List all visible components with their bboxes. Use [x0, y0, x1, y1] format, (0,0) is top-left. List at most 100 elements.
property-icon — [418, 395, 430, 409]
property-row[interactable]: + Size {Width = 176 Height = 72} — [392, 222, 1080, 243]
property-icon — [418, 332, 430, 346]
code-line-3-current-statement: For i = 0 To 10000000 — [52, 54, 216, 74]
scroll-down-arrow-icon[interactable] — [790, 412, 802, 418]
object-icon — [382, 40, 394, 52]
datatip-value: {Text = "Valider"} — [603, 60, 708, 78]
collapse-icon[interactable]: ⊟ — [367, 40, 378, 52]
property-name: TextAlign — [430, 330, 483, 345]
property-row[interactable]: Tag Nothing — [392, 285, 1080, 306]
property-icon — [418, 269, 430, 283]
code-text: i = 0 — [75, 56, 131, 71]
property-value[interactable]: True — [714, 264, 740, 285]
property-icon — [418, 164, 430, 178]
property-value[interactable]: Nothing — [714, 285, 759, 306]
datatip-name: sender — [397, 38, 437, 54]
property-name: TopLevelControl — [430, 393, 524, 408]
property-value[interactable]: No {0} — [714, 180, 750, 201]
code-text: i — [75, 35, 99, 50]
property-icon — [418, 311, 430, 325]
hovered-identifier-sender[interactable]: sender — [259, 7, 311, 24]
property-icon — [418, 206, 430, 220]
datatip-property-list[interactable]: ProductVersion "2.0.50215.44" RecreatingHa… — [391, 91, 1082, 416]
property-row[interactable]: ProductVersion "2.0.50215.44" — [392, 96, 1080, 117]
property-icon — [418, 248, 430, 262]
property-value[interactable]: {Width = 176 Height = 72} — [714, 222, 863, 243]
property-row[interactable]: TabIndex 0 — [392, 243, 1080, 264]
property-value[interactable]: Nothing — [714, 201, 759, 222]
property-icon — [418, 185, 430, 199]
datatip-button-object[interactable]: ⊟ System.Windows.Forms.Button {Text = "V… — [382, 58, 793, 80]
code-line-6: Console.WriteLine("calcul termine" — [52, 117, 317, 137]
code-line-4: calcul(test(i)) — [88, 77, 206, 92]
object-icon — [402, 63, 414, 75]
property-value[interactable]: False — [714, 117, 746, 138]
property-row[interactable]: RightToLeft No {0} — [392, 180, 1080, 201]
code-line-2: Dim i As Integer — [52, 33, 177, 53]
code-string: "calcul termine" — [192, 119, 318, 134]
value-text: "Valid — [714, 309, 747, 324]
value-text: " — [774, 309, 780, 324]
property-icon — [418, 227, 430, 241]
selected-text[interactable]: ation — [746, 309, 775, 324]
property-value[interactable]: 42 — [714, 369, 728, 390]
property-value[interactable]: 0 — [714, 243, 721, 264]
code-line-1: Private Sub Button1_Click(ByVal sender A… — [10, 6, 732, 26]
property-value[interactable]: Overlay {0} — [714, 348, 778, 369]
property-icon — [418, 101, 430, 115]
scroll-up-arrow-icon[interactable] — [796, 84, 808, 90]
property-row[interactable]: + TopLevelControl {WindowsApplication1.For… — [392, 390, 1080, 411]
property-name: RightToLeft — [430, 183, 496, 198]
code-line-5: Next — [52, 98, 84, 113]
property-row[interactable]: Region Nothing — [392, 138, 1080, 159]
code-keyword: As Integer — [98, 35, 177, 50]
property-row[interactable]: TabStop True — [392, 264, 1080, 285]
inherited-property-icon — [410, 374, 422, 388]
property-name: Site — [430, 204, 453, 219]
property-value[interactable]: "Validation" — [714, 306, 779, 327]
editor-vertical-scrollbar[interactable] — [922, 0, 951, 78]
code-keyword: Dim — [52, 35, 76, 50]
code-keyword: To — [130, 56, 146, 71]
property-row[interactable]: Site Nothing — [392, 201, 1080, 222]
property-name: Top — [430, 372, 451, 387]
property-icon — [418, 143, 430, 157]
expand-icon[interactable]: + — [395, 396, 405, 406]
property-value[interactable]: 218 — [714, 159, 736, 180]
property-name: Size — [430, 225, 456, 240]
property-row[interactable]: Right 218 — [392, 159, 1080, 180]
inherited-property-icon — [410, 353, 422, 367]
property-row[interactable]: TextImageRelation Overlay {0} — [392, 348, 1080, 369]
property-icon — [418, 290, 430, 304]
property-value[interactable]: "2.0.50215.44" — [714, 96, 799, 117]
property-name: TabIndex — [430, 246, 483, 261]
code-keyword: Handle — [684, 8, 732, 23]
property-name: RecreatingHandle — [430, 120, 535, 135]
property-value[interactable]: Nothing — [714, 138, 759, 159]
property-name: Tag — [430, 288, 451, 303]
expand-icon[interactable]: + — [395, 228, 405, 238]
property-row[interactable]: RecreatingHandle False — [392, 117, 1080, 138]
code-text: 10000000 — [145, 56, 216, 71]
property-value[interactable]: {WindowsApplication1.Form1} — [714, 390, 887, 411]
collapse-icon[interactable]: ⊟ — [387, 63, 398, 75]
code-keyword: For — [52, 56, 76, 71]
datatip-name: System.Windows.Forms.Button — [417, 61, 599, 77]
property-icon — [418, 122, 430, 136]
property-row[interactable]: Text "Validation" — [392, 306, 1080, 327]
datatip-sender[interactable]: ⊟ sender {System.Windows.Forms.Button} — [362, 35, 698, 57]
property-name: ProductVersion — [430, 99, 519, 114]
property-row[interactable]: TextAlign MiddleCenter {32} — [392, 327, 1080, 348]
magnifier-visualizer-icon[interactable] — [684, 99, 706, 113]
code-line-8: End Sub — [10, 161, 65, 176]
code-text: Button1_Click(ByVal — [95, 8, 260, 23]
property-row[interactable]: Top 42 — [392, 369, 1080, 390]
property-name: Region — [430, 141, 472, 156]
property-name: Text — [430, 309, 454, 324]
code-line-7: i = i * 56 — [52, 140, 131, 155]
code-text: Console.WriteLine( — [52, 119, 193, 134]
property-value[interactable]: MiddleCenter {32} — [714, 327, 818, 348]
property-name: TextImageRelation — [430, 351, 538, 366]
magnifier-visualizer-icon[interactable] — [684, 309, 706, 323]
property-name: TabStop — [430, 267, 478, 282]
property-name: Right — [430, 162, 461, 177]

> [Given request] Copy out every row above, swapping each "property-row" for "settings-row" and leaving the rest untouched.

> [The solution]
List all visible components with their bboxes. Use [x0, y0, x1, y1] format, (0,0) is top-left. List at most 100 elements.
property-icon — [418, 395, 430, 409]
settings-row[interactable]: + Size {Width = 176 Height = 72} — [392, 222, 1080, 243]
property-icon — [418, 332, 430, 346]
code-line-3-current-statement: For i = 0 To 10000000 — [52, 54, 216, 74]
scroll-down-arrow-icon[interactable] — [790, 412, 802, 418]
object-icon — [382, 40, 394, 52]
datatip-value: {Text = "Valider"} — [603, 60, 708, 78]
collapse-icon[interactable]: ⊟ — [367, 40, 378, 52]
property-name: TextAlign — [430, 330, 483, 345]
settings-row[interactable]: Tag Nothing — [392, 285, 1080, 306]
property-icon — [418, 269, 430, 283]
code-text: i = 0 — [75, 56, 131, 71]
property-value[interactable]: True — [714, 264, 740, 285]
property-icon — [418, 164, 430, 178]
property-value[interactable]: Nothing — [714, 285, 759, 306]
datatip-name: sender — [397, 38, 437, 54]
property-name: TopLevelControl — [430, 393, 524, 408]
property-value[interactable]: No {0} — [714, 180, 750, 201]
code-text: i — [75, 35, 99, 50]
property-icon — [418, 311, 430, 325]
hovered-identifier-sender[interactable]: sender — [259, 7, 311, 24]
property-icon — [418, 206, 430, 220]
datatip-property-list[interactable]: ProductVersion "2.0.50215.44" RecreatingHa… — [391, 91, 1082, 416]
settings-row[interactable]: ProductVersion "2.0.50215.44" — [392, 96, 1080, 117]
property-icon — [418, 248, 430, 262]
property-value[interactable]: {Width = 176 Height = 72} — [714, 222, 863, 243]
settings-row[interactable]: TabIndex 0 — [392, 243, 1080, 264]
property-value[interactable]: Nothing — [714, 201, 759, 222]
property-icon — [418, 185, 430, 199]
datatip-button-object[interactable]: ⊟ System.Windows.Forms.Button {Text = "V… — [382, 58, 793, 80]
code-line-6: Console.WriteLine("calcul termine" — [52, 117, 317, 137]
code-line-4: calcul(test(i)) — [88, 77, 206, 92]
object-icon — [402, 63, 414, 75]
property-value[interactable]: False — [714, 117, 746, 138]
settings-row[interactable]: RightToLeft No {0} — [392, 180, 1080, 201]
code-line-2: Dim i As Integer — [52, 33, 177, 53]
code-string: "calcul termine" — [192, 119, 318, 134]
value-text: "Valid — [714, 309, 747, 324]
value-text: " — [774, 309, 780, 324]
property-icon — [418, 227, 430, 241]
selected-text[interactable]: ation — [746, 309, 775, 324]
property-value[interactable]: 42 — [714, 369, 728, 390]
property-value[interactable]: 0 — [714, 243, 721, 264]
code-line-1: Private Sub Button1_Click(ByVal sender A… — [10, 6, 732, 26]
property-value[interactable]: Overlay {0} — [714, 348, 778, 369]
property-icon — [418, 101, 430, 115]
scroll-up-arrow-icon[interactable] — [796, 84, 808, 90]
settings-row[interactable]: + TopLevelControl {WindowsApplication1.For… — [392, 390, 1080, 411]
property-name: RightToLeft — [430, 183, 496, 198]
code-line-5: Next — [52, 98, 84, 113]
settings-row[interactable]: Region Nothing — [392, 138, 1080, 159]
code-keyword: As Integer — [98, 35, 177, 50]
settings-row[interactable]: TabStop True — [392, 264, 1080, 285]
inherited-property-icon — [410, 374, 422, 388]
property-name: Site — [430, 204, 453, 219]
property-value[interactable]: "Validation" — [714, 306, 779, 327]
editor-vertical-scrollbar[interactable] — [922, 0, 951, 78]
code-keyword: Dim — [52, 35, 76, 50]
code-keyword: To — [130, 56, 146, 71]
settings-row[interactable]: Site Nothing — [392, 201, 1080, 222]
property-name: Top — [430, 372, 451, 387]
property-icon — [418, 143, 430, 157]
expand-icon[interactable]: + — [395, 396, 405, 406]
property-value[interactable]: 218 — [714, 159, 736, 180]
property-name: Size — [430, 225, 456, 240]
settings-row[interactable]: Right 218 — [392, 159, 1080, 180]
inherited-property-icon — [410, 353, 422, 367]
settings-row[interactable]: TextImageRelation Overlay {0} — [392, 348, 1080, 369]
property-icon — [418, 290, 430, 304]
property-value[interactable]: "2.0.50215.44" — [714, 96, 799, 117]
property-name: TabIndex — [430, 246, 483, 261]
code-keyword: Handle — [684, 8, 732, 23]
property-name: RecreatingHandle — [430, 120, 535, 135]
property-value[interactable]: Nothing — [714, 138, 759, 159]
property-name: Tag — [430, 288, 451, 303]
expand-icon[interactable]: + — [395, 228, 405, 238]
settings-row[interactable]: RecreatingHandle False — [392, 117, 1080, 138]
code-text: 10000000 — [145, 56, 216, 71]
property-value[interactable]: {WindowsApplication1.Form1} — [714, 390, 887, 411]
collapse-icon[interactable]: ⊟ — [387, 63, 398, 75]
code-keyword: For — [52, 56, 76, 71]
datatip-name: System.Windows.Forms.Button — [417, 61, 599, 77]
property-icon — [418, 122, 430, 136]
settings-row[interactable]: Text "Validation" — [392, 306, 1080, 327]
datatip-sender[interactable]: ⊟ sender {System.Windows.Forms.Button} — [362, 35, 698, 57]
property-name: ProductVersion — [430, 99, 519, 114]
settings-row[interactable]: TextAlign MiddleCenter {32} — [392, 327, 1080, 348]
magnifier-visualizer-icon[interactable] — [684, 99, 706, 113]
code-line-8: End Sub — [10, 161, 65, 176]
code-text: Button1_Click(ByVal — [95, 8, 260, 23]
settings-row[interactable]: Top 42 — [392, 369, 1080, 390]
property-name: Region — [430, 141, 472, 156]
property-name: Text — [430, 309, 454, 324]
code-line-7: i = i * 56 — [52, 140, 131, 155]
code-text: Console.WriteLine( — [52, 119, 193, 134]
property-value[interactable]: MiddleCenter {32} — [714, 327, 818, 348]
property-name: TextImageRelation — [430, 351, 538, 366]
magnifier-visualizer-icon[interactable] — [684, 309, 706, 323]
property-name: TabStop — [430, 267, 478, 282]
property-name: Right — [430, 162, 461, 177]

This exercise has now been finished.